### Raw data
------------------------

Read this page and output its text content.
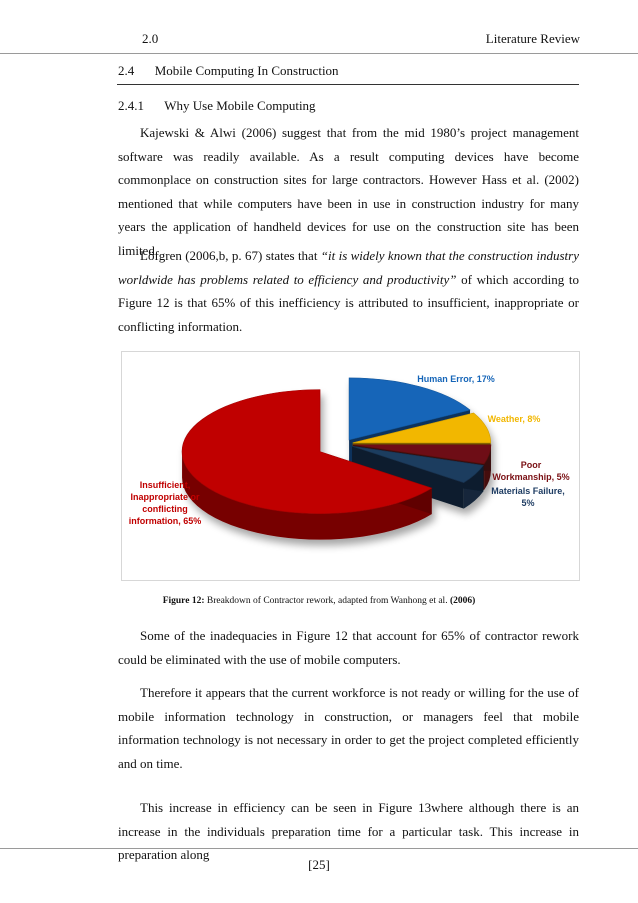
2.0	Literature Review
2.4 Mobile Computing In Construction
2.4.1 Why Use Mobile Computing

Kajewski & Alwi (2006) suggest that from the mid 1980’s project management software was readily available. As a result computing devices have become commonplace on construction sites for large contractors. However Hass et al. (2002) mentioned that while computers have been in use in construction industry for many years the application of handheld devices for use on the construction site has been limited.

Löfgren (2006,b, p. 67) states that “it is widely known that the construction industry worldwide has problems related to efficiency and productivity” of which according to Figure 12 is that 65% of this inefficiency is attributed to insufficient, inappropriate or conflicting information.

Human Error, 17%
Weather, 8%
Poor Workmanship, 5%
Materials Failure, 5%
Insufficient, Inappropriate or conflicting information, 65%
Figure 12: Breakdown of Contractor rework, adapted from Wanhong et al. (2006)

Some of the inadequacies in Figure 12 that account for 65% of contractor rework could be eliminated with the use of mobile computers.

Therefore it appears that the current workforce is not ready or willing for the use of mobile information technology in construction, or managers feel that mobile information technology is not necessary in order to get the project completed efficiently and on time.

This increase in efficiency can be seen in Figure 13where although there is an increase in the individuals preparation time for a particular task. This increase in preparation along

[25]
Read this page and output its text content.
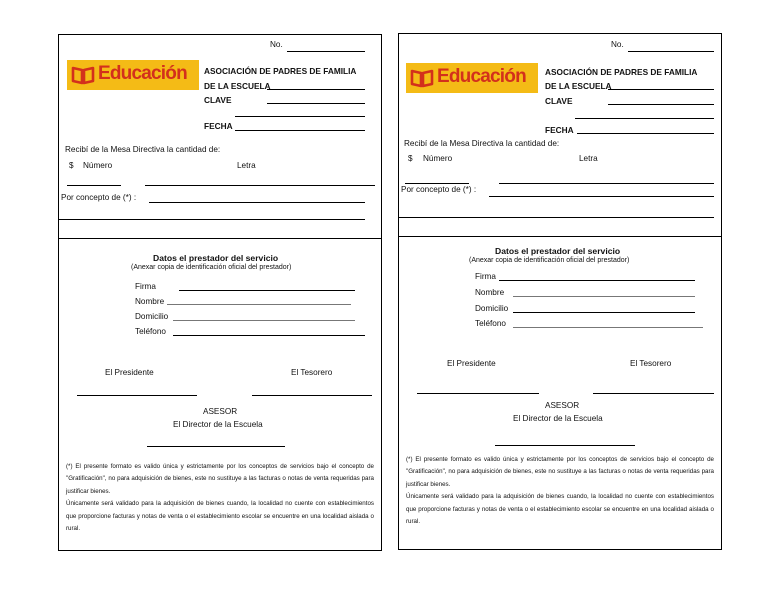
No.
Educación ASOCIACIÓN DE PADRES DE FAMILIA
DE LA ESCUELA
CLAVE
FECHA
Recibí de la Mesa Directiva la cantidad de:
$ Número	Letra
Por concepto de (*) :
Datos el prestador del servicio
(Anexar copia de identificación oficial del prestador)
Firma
Nombre
Domicilio
Teléfono
El Presidente	El Tesorero
ASESOR
El Director de la Escuela

(*) El presente formato es valido única y estrictamente por los conceptos de servicios bajo el concepto de "Gratificación", no para adquisición de bienes, este no sustituye a las facturas o notas de venta requeridas para justificar bienes.

Únicamente será validado para la adquisición de bienes cuando, la localidad no cuente con establecimientos que proporcione facturas y notas de venta o el establecimiento escolar se encuentre en una localidad aislada o rural.

No.
Educación ASOCIACIÓN DE PADRES DE FAMILIA
DE LA ESCUELA
CLAVE
FECHA
Recibí de la Mesa Directiva la cantidad de:
$ Número	Letra
Por concepto de (*) :
Datos el prestador del servicio
(Anexar copia de identificación oficial del prestador)
Firma
Nombre
Domicilio
Teléfono
El Presidente	El Tesorero
ASESOR
El Director de la Escuela

(*) El presente formato es valido única y estrictamente por los conceptos de servicios bajo el concepto de "Gratificación", no para adquisición de bienes, este no sustituye a las facturas o notas de venta requeridas para justificar bienes.

Únicamente será validado para la adquisición de bienes cuando, la localidad no cuente con establecimientos que proporcione facturas y notas de venta o el establecimiento escolar se encuentre en una localidad aislada o rural.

------------------------

### Exercise goal
Write out each line again precisely as it appears, skipping every picture.

### Task response
Read this page and output its text content.
2.0	Literature Review
2.4 Mobile Computing In Construction
2.4.1 Why Use Mobile Computing

Kajewski & Alwi (2006) suggest that from the mid 1980’s project management software was readily available. As a result computing devices have become commonplace on construction sites for large contractors. However Hass et al. (2002) mentioned that while computers have been in use in construction industry for many years the application of handheld devices for use on the construction site has been limited.

Löfgren (2006,b, p. 67) states that “it is widely known that the construction industry worldwide has problems related to efficiency and productivity” of which according to Figure 12 is that 65% of this inefficiency is attributed to insufficient, inappropriate or conflicting information.

Human Error, 17%
Weather, 8%
Poor Workmanship, 5%
Materials Failure, 5%
Insufficient, Inappropriate or conflicting information, 65%
Figure 12: Breakdown of Contractor rework, adapted from Wanhong et al. (2006)

Some of the inadequacies in Figure 12 that account for 65% of contractor rework could be eliminated with the use of mobile computers.

Therefore it appears that the current workforce is not ready or willing for the use of mobile information technology in construction, or managers feel that mobile information technology is not necessary in order to get the project completed efficiently and on time.

This increase in efficiency can be seen in Figure 13where although there is an increase in the individuals preparation time for a particular task. This increase in preparation along

[25]
Read this page and output its text content.
No.
Educación ASOCIACIÓN DE PADRES DE FAMILIA
DE LA ESCUELA
CLAVE
FECHA
Recibí de la Mesa Directiva la cantidad de:
$ Número	Letra
Por concepto de (*) :
Datos el prestador del servicio
(Anexar copia de identificación oficial del prestador)
Firma
Nombre
Domicilio
Teléfono
El Presidente	El Tesorero
ASESOR
El Director de la Escuela

(*) El presente formato es valido única y estrictamente por los conceptos de servicios bajo el concepto de "Gratificación", no para adquisición de bienes, este no sustituye a las facturas o notas de venta requeridas para justificar bienes.

Únicamente será validado para la adquisición de bienes cuando, la localidad no cuente con establecimientos que proporcione facturas y notas de venta o el establecimiento escolar se encuentre en una localidad aislada o rural.

No.
Educación ASOCIACIÓN DE PADRES DE FAMILIA
DE LA ESCUELA
CLAVE
FECHA
Recibí de la Mesa Directiva la cantidad de:
$ Número	Letra
Por concepto de (*) :
Datos el prestador del servicio
(Anexar copia de identificación oficial del prestador)
Firma
Nombre
Domicilio
Teléfono
El Presidente	El Tesorero
ASESOR
El Director de la Escuela

(*) El presente formato es valido única y estrictamente por los conceptos de servicios bajo el concepto de "Gratificación", no para adquisición de bienes, este no sustituye a las facturas o notas de venta requeridas para justificar bienes.

Únicamente será validado para la adquisición de bienes cuando, la localidad no cuente con establecimientos que proporcione facturas y notas de venta o el establecimiento escolar se encuentre en una localidad aislada o rural.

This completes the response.